* Start Dataset rows *

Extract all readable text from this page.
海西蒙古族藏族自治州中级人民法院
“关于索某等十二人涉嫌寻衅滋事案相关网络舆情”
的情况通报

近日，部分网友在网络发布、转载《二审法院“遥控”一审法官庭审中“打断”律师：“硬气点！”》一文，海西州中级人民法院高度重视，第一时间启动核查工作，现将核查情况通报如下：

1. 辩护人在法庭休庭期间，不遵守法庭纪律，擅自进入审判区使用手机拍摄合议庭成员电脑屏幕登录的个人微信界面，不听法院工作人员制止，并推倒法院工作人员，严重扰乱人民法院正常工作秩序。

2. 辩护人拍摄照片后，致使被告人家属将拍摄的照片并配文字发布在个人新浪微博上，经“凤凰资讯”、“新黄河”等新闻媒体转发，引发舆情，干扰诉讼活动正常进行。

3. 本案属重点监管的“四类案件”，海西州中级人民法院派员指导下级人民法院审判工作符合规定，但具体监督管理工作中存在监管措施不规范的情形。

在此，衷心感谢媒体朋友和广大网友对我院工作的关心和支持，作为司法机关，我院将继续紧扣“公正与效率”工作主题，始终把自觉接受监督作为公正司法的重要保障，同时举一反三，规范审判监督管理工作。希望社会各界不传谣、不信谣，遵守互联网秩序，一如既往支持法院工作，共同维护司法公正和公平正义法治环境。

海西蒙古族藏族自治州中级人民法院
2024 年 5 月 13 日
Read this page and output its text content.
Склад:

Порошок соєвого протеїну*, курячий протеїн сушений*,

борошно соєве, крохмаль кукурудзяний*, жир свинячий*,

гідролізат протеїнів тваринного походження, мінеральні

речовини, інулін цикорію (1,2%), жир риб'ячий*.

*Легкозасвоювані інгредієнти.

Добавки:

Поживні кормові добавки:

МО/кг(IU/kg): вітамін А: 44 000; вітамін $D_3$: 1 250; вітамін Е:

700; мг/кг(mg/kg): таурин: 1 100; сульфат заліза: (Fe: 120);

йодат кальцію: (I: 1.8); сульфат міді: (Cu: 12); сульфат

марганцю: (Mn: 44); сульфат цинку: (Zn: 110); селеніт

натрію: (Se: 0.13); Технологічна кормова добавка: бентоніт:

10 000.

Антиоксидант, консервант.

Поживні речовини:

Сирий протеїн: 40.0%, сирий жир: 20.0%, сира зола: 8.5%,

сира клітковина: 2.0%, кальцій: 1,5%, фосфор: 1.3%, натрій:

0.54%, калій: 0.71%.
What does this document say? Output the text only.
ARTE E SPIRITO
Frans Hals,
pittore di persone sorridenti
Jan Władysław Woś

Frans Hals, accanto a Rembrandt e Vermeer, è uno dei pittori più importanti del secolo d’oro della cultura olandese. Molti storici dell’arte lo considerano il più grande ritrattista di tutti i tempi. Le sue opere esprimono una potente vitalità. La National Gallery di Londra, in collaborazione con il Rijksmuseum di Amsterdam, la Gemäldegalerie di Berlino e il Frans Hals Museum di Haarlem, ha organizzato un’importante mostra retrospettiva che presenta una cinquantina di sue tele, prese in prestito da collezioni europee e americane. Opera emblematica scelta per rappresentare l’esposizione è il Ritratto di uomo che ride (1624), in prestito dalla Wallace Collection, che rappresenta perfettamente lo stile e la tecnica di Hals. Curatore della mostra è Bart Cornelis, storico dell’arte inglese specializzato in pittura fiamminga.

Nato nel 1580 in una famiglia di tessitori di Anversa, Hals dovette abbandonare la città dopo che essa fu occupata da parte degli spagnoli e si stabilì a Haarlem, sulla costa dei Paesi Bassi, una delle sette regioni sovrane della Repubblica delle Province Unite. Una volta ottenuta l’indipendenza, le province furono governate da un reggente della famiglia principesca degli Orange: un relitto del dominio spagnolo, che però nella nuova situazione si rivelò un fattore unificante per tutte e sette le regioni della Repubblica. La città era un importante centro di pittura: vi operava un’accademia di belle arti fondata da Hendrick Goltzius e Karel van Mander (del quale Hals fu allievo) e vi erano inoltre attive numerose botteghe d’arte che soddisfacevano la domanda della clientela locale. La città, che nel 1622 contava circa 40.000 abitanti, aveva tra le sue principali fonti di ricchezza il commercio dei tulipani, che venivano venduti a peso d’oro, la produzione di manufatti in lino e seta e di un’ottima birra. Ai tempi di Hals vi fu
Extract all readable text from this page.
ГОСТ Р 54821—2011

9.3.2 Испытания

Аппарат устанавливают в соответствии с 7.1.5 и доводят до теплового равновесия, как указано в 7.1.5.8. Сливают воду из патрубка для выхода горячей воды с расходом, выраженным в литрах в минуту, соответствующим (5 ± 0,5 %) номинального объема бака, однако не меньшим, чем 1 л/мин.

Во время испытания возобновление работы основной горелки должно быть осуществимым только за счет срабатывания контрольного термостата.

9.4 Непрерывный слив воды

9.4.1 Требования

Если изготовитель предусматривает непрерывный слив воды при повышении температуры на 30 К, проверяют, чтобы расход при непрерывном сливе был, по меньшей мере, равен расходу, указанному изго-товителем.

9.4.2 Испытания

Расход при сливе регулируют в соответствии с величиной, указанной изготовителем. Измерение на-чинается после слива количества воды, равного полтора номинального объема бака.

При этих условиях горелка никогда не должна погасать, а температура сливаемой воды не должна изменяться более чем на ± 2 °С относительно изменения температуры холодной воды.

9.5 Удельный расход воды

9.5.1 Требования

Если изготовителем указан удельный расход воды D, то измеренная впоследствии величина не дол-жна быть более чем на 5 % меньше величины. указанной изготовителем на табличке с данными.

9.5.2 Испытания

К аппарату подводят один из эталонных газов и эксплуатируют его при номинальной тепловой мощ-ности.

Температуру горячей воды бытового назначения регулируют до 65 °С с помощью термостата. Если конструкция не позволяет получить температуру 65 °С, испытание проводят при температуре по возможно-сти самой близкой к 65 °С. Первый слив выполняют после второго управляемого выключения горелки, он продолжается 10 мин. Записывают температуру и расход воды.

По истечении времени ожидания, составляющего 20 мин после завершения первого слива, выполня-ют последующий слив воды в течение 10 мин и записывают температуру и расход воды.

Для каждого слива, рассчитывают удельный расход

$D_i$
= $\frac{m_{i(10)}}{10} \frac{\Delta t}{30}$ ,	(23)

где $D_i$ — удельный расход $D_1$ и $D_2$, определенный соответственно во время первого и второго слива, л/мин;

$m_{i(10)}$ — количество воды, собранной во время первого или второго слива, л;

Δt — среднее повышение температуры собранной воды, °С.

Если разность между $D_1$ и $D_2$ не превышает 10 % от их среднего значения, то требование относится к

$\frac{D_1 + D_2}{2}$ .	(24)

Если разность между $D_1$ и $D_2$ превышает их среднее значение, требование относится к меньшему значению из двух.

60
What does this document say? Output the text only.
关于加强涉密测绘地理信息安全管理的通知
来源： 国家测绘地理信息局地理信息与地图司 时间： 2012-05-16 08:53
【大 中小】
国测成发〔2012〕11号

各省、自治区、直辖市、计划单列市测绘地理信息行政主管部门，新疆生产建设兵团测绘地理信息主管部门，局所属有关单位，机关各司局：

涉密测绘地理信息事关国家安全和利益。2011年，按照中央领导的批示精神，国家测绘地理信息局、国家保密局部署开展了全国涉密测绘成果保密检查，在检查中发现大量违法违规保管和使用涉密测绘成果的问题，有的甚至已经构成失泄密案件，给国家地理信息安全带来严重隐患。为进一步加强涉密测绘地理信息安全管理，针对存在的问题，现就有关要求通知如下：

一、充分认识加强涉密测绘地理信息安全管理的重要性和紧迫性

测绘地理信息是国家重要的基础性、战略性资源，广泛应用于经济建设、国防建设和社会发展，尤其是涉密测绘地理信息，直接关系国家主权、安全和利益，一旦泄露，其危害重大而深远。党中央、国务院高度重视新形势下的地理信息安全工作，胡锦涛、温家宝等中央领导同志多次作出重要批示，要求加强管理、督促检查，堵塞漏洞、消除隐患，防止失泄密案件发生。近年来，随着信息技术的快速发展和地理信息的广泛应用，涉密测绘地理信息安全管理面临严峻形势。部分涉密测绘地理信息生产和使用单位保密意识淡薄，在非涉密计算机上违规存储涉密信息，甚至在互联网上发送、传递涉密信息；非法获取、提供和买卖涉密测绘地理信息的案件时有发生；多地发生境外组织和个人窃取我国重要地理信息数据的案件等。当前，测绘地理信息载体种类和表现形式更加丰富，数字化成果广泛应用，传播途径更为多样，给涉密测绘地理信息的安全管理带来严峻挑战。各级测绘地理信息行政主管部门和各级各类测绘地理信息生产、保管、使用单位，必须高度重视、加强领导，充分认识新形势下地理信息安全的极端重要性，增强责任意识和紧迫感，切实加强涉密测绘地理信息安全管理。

* End Dataset rows *

▶ Exercise description
Give only the number of lines in the data that include the string "речовини".

▶ Task output
2